__Görev listesi__:
(1) Aşağıdaki Trump–Netanyahu görüşmesi haberine göre şu ifadelerin her biri doğru mu: (a) Netanyahu, Trump'ı Nobel Barış Ödülü'ne aday gösterdiğini açıkladı; (b) Trump, Hamas'ın ateşkes istemediğini söyledi; (c) Netanyahu'ya göre genel güvenlik gibi egemenlik yetkileri Filistinlilere bırakılmalı. Her biri için evet ya da hayır deyin ve kararı belirleyen sözleri haberden aynen alıntılayın.
(2) Aşağıdaki Trump–Netanyahu görüşmesi haberini, son cümlesinden sonrasını yazarak sürdürün.

__Alıntılanan metin__:
┄┄┄┄┄┄

ABD Başkanı Donald Trump pazartesi günü İsrail Başbakanı Binyamin Netanyahu'yu Beyaz Saray'da ağırlarken İsrailli yetkililer, ABD'nin arabuluculuğunda Gazze'deki rehinelerin serbest bırakılması ve ateşkesin sağlanması için Filistin İslami Direniş Hareketi (Hamas) ile dolaylı görüşmeler yaptı.

Trump’ı Nobel Barış Ödülü'ne aday gösterdiğini açıklayan Netanyahu, Beyaz Saray'da düzenlenen toplantıda milyarder Cumhuriyetçi Başkan’a ödül komitesine gönderdiği adaylık mektubunun bir kopyasını sundu. Netanyahu, Beyaz Saray'da Trump ile yediği akşam yemeğinde, ABD Başkanı’nın ‘şu anda bir ülkeden diğerine, bir bölgeden diğerine barışı tesis ettiğini’ söyledi. Trump ise sık sık Norveç’teki Nobel Barış Ödülü Komitesi'nin Hindistan ile Pakistan ve Sırbistan ile Kosova arasındaki anlaşmazlıkları çözme çabalarını görmezden gelmesinden şikayet etti.

Hamas'ın Gazze Şeridi'nde ateşkes sağlanmasını istediğine inandığını belirten Trump, Beyaz Saray'da gazetecilerin İsrail ile Hamas arasında Gazze Şeridi’nde devam eden çatışmaların, taraflar arasında sürmekte olan ateşkes görüşmelerini engelleyip engellemeyeceği sorusuna verdiği yanıtta “Hamas görüşmek ve ateşkes istiyor” dedi.

Öte yandan Filistinlilerle barış istediğini söyleyen Netanyahu, ancak gelecekte kurulacak herhangi bir bağımsız Filistin devletinin İsrail'i yok etmek için bir platform olacağını belirterek, güvenlik konusunda egemenliğin İsrail'in elinde kalması gerektiğini savundu.

Netanyahu, şunları söyledi:

“Filistinlilerin kendilerini yönetmek için tüm yetkilere sahip olmaları gerektiğini düşünüyorum, ancak bizi tehdit edecek hiçbir yetkiye sahip olmamalılar. Bu, genel güvenlik gibi egemenlik yetkilerinin her zaman bizim elimizde kalacağı anlamına geliyor.”

┄┄┄┄┄┄

__Derlenen malzeme__:
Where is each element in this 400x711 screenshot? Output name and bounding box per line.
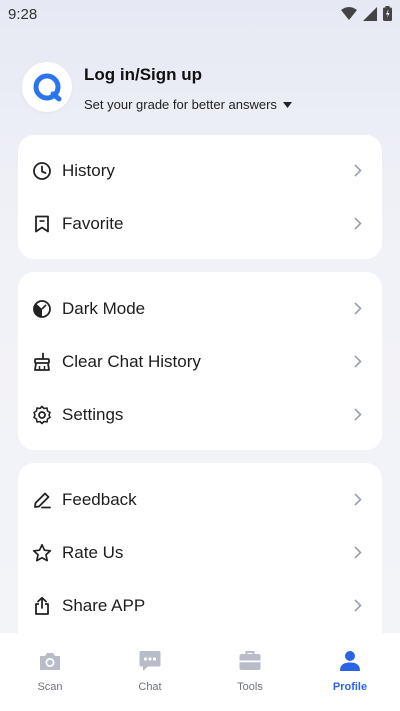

┄┄┄┄┄┄

__Beklenen yanıtlar__:
(1)
(a) Evet: “Trump’ı Nobel Barış Ödülü'ne aday gösterdiğini açıklayan Netanyahu”
(b) Hayır: “Hamas görüşmek ve ateşkes istiyor”
(c) Hayır: “genel güvenlik gibi egemenlik yetkilerinin her zaman bizim elimizde kalacağı anlamına geliyor”

(2)
İsrail Başbakanı, sözlerini şöyle sürdürdü:

“7 Ekim'den sonra insanlar Filistinlilerin bir devleti olduğunu, Gazze'de Hamas devleti olduğunu söylediler ve bakın ne yaptılar. Onlar bunu inşa etmediler. Onlar bunu sığınaklarda, terör tünellerinde inşa ettiler ve sonra halkımızı katlettiler, kadınlarımıza tecavüz ettiler, erkeklerimizin kafalarını kestiler, şehirlerimizi, kasabalarımızı ve çiftliklerimizi işgal ettiler. İkinci Dünya Savaşı ve Nazilerin işlediği Holokost’tan bu yana görmediğimiz korkunç katliamlar işlediler.”

İsrail Başbakanı, şöyle devam etti:

“Filistinli komşularımızla, bizi yok etmek istemeyenlerle barışa ulaşmak için çalışacağız ve güvenliğimizin ve egemenliğimizin her zaman bizim elimizde kalacağı bir barışa ulaşmak için çalışacağız. Şimdi insanlar, ‘Bu tam bir devlet değil, bir devlet bile değil’ diyecekler. Umurumuzda değil. Bunu bir daha asla tekrarlamayacağımıza söz verdik. Bir daha asla ve asla olmayacak.”

Diğer taraftan İran'a uygulanan sert yaptırımları uygun zamanda kaldırmak istediğini söyleyen Trump, Suriye'ye uygulanan yaptırımların kaldırılmasının Şam'ın ilerlemesine yardımcı olacağını belirtti. İran'ın da benzer bir adım atmasını umduğunu ifade eden Trump, “Uygun zamanda bu yaptırımları kaldırmak ve onlara yeniden inşa fırsatı vermek istiyorum. Çünkü İran'ın barışçıl bir şekilde yeniden inşa olmasını istiyorum, eskisi gibi ‘Amerika'ya ölüm, İsrail'e ölüm’ gibi sloganlar atmaktan çekinmemesini istiyorum” şeklinde konuştu.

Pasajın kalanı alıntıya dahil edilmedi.